Problem to work on:
Please give the listing again, word for word, with nothing left out.

(Dataset entries on figures)
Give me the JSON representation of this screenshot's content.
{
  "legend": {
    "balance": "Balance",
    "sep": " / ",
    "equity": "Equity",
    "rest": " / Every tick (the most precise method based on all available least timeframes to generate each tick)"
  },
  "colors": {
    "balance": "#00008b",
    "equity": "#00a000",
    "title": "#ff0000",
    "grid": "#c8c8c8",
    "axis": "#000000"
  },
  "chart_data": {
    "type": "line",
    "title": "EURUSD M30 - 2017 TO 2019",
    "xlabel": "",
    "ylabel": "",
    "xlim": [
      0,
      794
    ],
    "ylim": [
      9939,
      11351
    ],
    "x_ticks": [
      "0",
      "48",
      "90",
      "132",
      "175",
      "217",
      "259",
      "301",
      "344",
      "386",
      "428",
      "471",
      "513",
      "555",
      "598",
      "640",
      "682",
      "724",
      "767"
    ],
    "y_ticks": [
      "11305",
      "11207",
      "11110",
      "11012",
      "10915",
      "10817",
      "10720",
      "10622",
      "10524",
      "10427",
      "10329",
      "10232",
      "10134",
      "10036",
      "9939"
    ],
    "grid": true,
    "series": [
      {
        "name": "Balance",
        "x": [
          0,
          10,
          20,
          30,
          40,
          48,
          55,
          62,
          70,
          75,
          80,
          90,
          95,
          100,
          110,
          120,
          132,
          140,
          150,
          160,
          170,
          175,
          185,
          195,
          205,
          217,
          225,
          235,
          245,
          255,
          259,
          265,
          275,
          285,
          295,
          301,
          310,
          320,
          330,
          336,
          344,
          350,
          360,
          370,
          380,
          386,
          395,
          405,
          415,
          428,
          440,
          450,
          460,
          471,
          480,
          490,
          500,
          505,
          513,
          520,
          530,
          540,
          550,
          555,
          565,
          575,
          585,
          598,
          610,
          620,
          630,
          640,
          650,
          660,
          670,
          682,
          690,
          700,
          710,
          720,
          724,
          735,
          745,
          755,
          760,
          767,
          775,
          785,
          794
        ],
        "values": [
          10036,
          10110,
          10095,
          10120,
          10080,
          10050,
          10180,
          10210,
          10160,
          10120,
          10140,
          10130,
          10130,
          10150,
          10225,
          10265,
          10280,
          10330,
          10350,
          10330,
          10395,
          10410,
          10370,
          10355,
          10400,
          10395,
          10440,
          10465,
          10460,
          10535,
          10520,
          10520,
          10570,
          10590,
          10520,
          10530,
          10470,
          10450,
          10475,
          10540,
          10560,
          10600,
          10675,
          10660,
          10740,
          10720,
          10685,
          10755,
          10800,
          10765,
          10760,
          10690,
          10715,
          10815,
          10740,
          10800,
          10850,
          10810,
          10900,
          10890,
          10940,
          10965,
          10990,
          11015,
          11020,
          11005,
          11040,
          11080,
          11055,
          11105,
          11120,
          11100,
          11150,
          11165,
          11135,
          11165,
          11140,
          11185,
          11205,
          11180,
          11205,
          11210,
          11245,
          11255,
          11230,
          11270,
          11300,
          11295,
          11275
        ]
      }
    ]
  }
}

Solution to this problem:
Give me the JSON representation of this screenshot's content.
{
  "legend": {
    "balance": "Balance",
    "sep": " / ",
    "equity": "Equity",
    "rest": " / Every tick (the most precise method based on all available least timeframes to generate each tick)"
  },
  "colors": {
    "balance": "#00008b",
    "equity": "#00a000",
    "title": "#ff0000",
    "grid": "#c8c8c8",
    "axis": "#000000"
  },
  "chart_data": {
    "type": "line",
    "title": "EURUSD M30 - 2017 TO 2019",
    "xlabel": "",
    "ylabel": "",
    "xlim": [
      0,
      794
    ],
    "ylim": [
      9939,
      11351
    ],
    "x_ticks": [
      "0",
      "48",
      "90",
      "132",
      "175",
      "217",
      "259",
      "301",
      "344",
      "386",
      "428",
      "471",
      "513",
      "555",
      "598",
      "640",
      "682",
      "724",
      "767"
    ],
    "y_ticks": [
      "11305",
      "11207",
      "11110",
      "11012",
      "10915",
      "10817",
      "10720",
      "10622",
      "10524",
      "10427",
      "10329",
      "10232",
      "10134",
      "10036",
      "9939"
    ],
    "grid": true,
    "series": [
      {
        "name": "Balance",
        "x": [
          0,
          10,
          20,
          30,
          40,
          48,
          55,
          62,
          70,
          75,
          80,
          90,
          95,
          100,
          110,
          120,
          132,
          140,
          150,
          160,
          170,
          175,
          185,
          195,
          205,
          217,
          225,
          235,
          245,
          255,
          259,
          265,
          275,
          285,
          295,
          301,
          310,
          320,
          330,
          336,
          344,
          350,
          360,
          370,
          380,
          386,
          395,
          405,
          415,
          428,
          440,
          450,
          460,
          471,
          480,
          490,
          500,
          505,
          513,
          520,
          530,
          540,
          550,
          555,
          565,
          575,
          585,
          598,
          610,
          620,
          630,
          640,
          650,
          660,
          670,
          682,
          690,
          700,
          710,
          720,
          724,
          735,
          745,
          755,
          760,
          767,
          775,
          785,
          794
        ],
        "values": [
          10036,
          10110,
          10095,
          10120,
          10080,
          10050,
          10180,
          10210,
          10160,
          10120,
          10140,
          10130,
          10130,
          10150,
          10225,
          10265,
          10280,
          10330,
          10350,
          10330,
          10395,
          10410,
          10370,
          10355,
          10400,
          10395,
          10440,
          10465,
          10460,
          10535,
          10520,
          10520,
          10570,
          10590,
          10520,
          10530,
          10470,
          10450,
          10475,
          10540,
          10560,
          10600,
          10675,
          10660,
          10740,
          10720,
          10685,
          10755,
          10800,
          10765,
          10760,
          10690,
          10715,
          10815,
          10740,
          10800,
          10850,
          10810,
          10900,
          10890,
          10940,
          10965,
          10990,
          11015,
          11020,
          11005,
          11040,
          11080,
          11055,
          11105,
          11120,
          11100,
          11150,
          11165,
          11135,
          11165,
          11140,
          11185,
          11205,
          11180,
          11205,
          11210,
          11245,
          11255,
          11230,
          11270,
          11300,
          11295,
          11275
        ]
      }
    ]
  }
}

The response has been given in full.